● **WHAT TO PRODUCE**:
Drop all images and give the records again exactly.
═════ EXTRACTED RECORDS ═════
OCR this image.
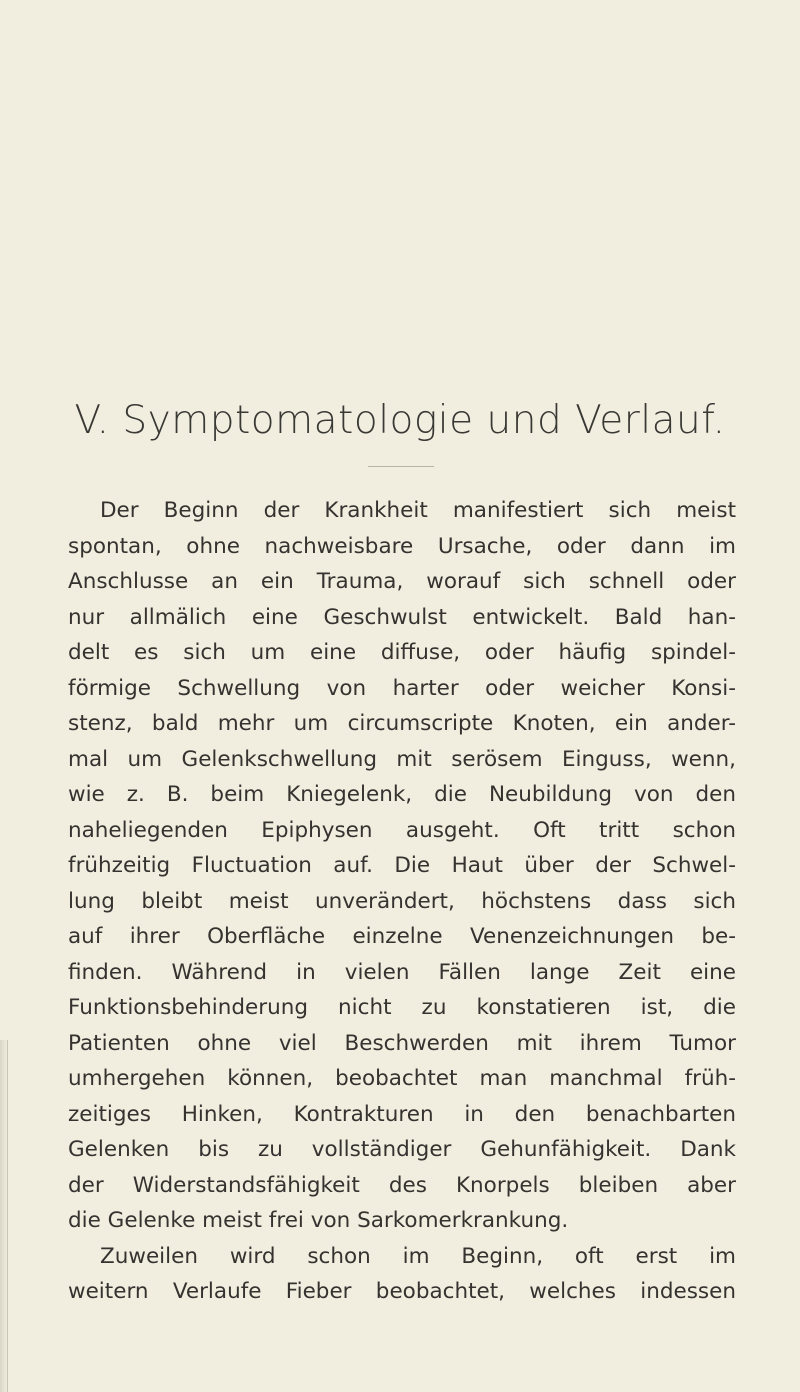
V. Symptomatologie und Verlauf.
Der Beginn der Krankheit manifestiert sich meist
spontan, ohne nachweisbare Ursache, oder dann im
Anschlusse an ein Trauma, worauf sich schnell oder
nur allmälich eine Geschwulst entwickelt. Bald han-
delt es sich um eine diffuse, oder häufig spindel-
förmige Schwellung von harter oder weicher Konsi-
stenz, bald mehr um circumscripte Knoten, ein ander-
mal um Gelenkschwellung mit serösem Einguss, wenn,
wie z. B. beim Kniegelenk, die Neubildung von den
naheliegenden Epiphysen ausgeht. Oft tritt schon
frühzeitig Fluctuation auf. Die Haut über der Schwel-
lung bleibt meist unverändert, höchstens dass sich
auf ihrer Oberfläche einzelne Venenzeichnungen be-
finden. Während in vielen Fällen lange Zeit eine
Funktionsbehinderung nicht zu konstatieren ist, die
Patienten ohne viel Beschwerden mit ihrem Tumor
umhergehen können, beobachtet man manchmal früh-
zeitiges Hinken, Kontrakturen in den benachbarten
Gelenken bis zu vollständiger Gehunfähigkeit. Dank
der Widerstandsfähigkeit des Knorpels bleiben aber
die Gelenke meist frei von Sarkomerkrankung.
Zuweilen wird schon im Beginn, oft erst im
weitern Verlaufe Fieber beobachtet, welches indessen
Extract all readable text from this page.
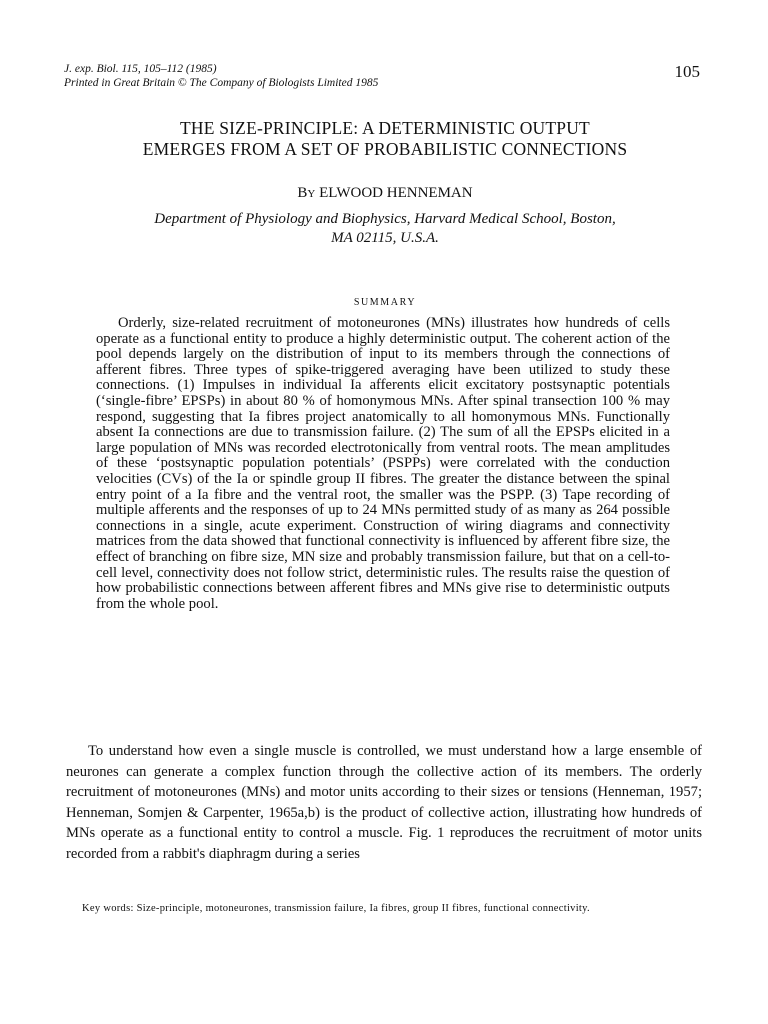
J. exp. Biol. 115, 105–112 (1985)

Printed in Great Britain © The Company of Biologists Limited 1985

105
THE SIZE-PRINCIPLE: A DETERMINISTIC OUTPUT
EMERGES FROM A SET OF PROBABILISTIC CONNECTIONS

By ELWOOD HENNEMAN

Department of Physiology and Biophysics, Harvard Medical School, Boston,
MA 02115, U.S.A.

SUMMARY

Orderly, size-related recruitment of motoneurones (MNs) illustrates how hundreds of cells operate as a functional entity to produce a highly deterministic output. The coherent action of the pool depends largely on the distribution of input to its members through the connections of afferent fibres. Three types of spike-triggered averaging have been utilized to study these connections. (1) Impulses in individual Ia afferents elicit excitatory postsynaptic potentials (‘single-fibre’ EPSPs) in about 80 % of homonymous MNs. After spinal transection 100 % may respond, suggesting that Ia fibres project anatomically to all homonymous MNs. Functionally absent Ia connections are due to transmission failure. (2) The sum of all the EPSPs elicited in a large population of MNs was recorded electrotonically from ventral roots. The mean amplitudes of these ‘postsynaptic population potentials’ (PSPPs) were correlated with the conduction velocities (CVs) of the Ia or spindle group II fibres. The greater the distance between the spinal entry point of a Ia fibre and the ventral root, the smaller was the PSPP. (3) Tape recording of multiple afferents and the responses of up to 24 MNs permitted study of as many as 264 possible connections in a single, acute experiment. Construction of wiring diagrams and connectivity matrices from the data showed that functional connectivity is influenced by afferent fibre size, the effect of branching on fibre size, MN size and probably transmission failure, but that on a cell-to-cell level, connectivity does not follow strict, deterministic rules. The results raise the question of how probabilistic connections between afferent fibres and MNs give rise to deterministic outputs from the whole pool.

To understand how even a single muscle is controlled, we must understand how a large ensemble of neurones can generate a complex function through the collective action of its members. The orderly recruitment of motoneurones (MNs) and motor units according to their sizes or tensions (Henneman, 1957; Henneman, Somjen & Carpenter, 1965a,b) is the product of collective action, illustrating how hundreds of MNs operate as a functional entity to control a muscle. Fig. 1 reproduces the recruitment of motor units recorded from a rabbit's diaphragm during a series

Key words: Size-principle, motoneurones, transmission failure, Ia fibres, group II fibres, functional connectivity.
═════
● **RESULT**:
OCR this image.
V. Symptomatologie und Verlauf.
Der Beginn der Krankheit manifestiert sich meist
spontan, ohne nachweisbare Ursache, oder dann im
Anschlusse an ein Trauma, worauf sich schnell oder
nur allmälich eine Geschwulst entwickelt. Bald han-
delt es sich um eine diffuse, oder häufig spindel-
förmige Schwellung von harter oder weicher Konsi-
stenz, bald mehr um circumscripte Knoten, ein ander-
mal um Gelenkschwellung mit serösem Einguss, wenn,
wie z. B. beim Kniegelenk, die Neubildung von den
naheliegenden Epiphysen ausgeht. Oft tritt schon
frühzeitig Fluctuation auf. Die Haut über der Schwel-
lung bleibt meist unverändert, höchstens dass sich
auf ihrer Oberfläche einzelne Venenzeichnungen be-
finden. Während in vielen Fällen lange Zeit eine
Funktionsbehinderung nicht zu konstatieren ist, die
Patienten ohne viel Beschwerden mit ihrem Tumor
umhergehen können, beobachtet man manchmal früh-
zeitiges Hinken, Kontrakturen in den benachbarten
Gelenken bis zu vollständiger Gehunfähigkeit. Dank
der Widerstandsfähigkeit des Knorpels bleiben aber
die Gelenke meist frei von Sarkomerkrankung.
Zuweilen wird schon im Beginn, oft erst im
weitern Verlaufe Fieber beobachtet, welches indessen
Extract all readable text from this page.
J. exp. Biol. 115, 105–112 (1985)

Printed in Great Britain © The Company of Biologists Limited 1985

105
THE SIZE-PRINCIPLE: A DETERMINISTIC OUTPUT
EMERGES FROM A SET OF PROBABILISTIC CONNECTIONS

By ELWOOD HENNEMAN

Department of Physiology and Biophysics, Harvard Medical School, Boston,
MA 02115, U.S.A.

SUMMARY

Orderly, size-related recruitment of motoneurones (MNs) illustrates how hundreds of cells operate as a functional entity to produce a highly deterministic output. The coherent action of the pool depends largely on the distribution of input to its members through the connections of afferent fibres. Three types of spike-triggered averaging have been utilized to study these connections. (1) Impulses in individual Ia afferents elicit excitatory postsynaptic potentials (‘single-fibre’ EPSPs) in about 80 % of homonymous MNs. After spinal transection 100 % may respond, suggesting that Ia fibres project anatomically to all homonymous MNs. Functionally absent Ia connections are due to transmission failure. (2) The sum of all the EPSPs elicited in a large population of MNs was recorded electrotonically from ventral roots. The mean amplitudes of these ‘postsynaptic population potentials’ (PSPPs) were correlated with the conduction velocities (CVs) of the Ia or spindle group II fibres. The greater the distance between the spinal entry point of a Ia fibre and the ventral root, the smaller was the PSPP. (3) Tape recording of multiple afferents and the responses of up to 24 MNs permitted study of as many as 264 possible connections in a single, acute experiment. Construction of wiring diagrams and connectivity matrices from the data showed that functional connectivity is influenced by afferent fibre size, the effect of branching on fibre size, MN size and probably transmission failure, but that on a cell-to-cell level, connectivity does not follow strict, deterministic rules. The results raise the question of how probabilistic connections between afferent fibres and MNs give rise to deterministic outputs from the whole pool.

To understand how even a single muscle is controlled, we must understand how a large ensemble of neurones can generate a complex function through the collective action of its members. The orderly recruitment of motoneurones (MNs) and motor units according to their sizes or tensions (Henneman, 1957; Henneman, Somjen & Carpenter, 1965a,b) is the product of collective action, illustrating how hundreds of MNs operate as a functional entity to control a muscle. Fig. 1 reproduces the recruitment of motor units recorded from a rabbit's diaphragm during a series

Key words: Size-principle, motoneurones, transmission failure, Ia fibres, group II fibres, functional connectivity.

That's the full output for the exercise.